* [Records for this exercise]
################

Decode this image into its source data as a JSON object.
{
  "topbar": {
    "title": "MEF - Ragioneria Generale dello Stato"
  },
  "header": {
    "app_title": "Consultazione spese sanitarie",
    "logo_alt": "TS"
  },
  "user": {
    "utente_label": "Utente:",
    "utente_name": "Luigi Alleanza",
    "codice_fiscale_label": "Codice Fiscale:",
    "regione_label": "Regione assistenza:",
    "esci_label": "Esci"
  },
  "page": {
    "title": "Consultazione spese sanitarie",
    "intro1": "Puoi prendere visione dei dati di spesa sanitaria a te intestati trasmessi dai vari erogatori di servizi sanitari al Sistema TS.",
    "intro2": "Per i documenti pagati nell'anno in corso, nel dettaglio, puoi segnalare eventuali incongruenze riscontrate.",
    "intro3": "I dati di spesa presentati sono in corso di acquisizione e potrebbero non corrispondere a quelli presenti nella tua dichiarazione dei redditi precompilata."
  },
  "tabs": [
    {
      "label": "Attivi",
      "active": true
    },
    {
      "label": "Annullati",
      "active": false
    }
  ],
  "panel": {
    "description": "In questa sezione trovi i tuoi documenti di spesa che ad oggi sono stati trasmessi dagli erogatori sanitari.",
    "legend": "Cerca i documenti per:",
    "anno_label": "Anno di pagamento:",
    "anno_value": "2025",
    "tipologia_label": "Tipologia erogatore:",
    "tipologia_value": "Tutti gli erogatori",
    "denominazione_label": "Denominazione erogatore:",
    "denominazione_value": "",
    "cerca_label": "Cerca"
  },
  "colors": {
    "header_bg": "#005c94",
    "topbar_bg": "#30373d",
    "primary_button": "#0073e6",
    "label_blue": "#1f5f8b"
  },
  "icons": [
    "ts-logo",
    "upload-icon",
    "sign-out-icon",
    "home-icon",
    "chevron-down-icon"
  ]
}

################

* [Exercise aim]
Copy out every line of the data that includes "trasmessi".

* [Exercise solution]
    "intro1": "Puoi prendere visione dei dati di spesa sanitaria a te intestati trasmessi dai vari erogatori di servizi sanitari al Sistema TS.",
    "description": "In questa sezione trovi i tuoi documenti di spesa che ad oggi sono stati trasmessi dagli erogatori sanitari.",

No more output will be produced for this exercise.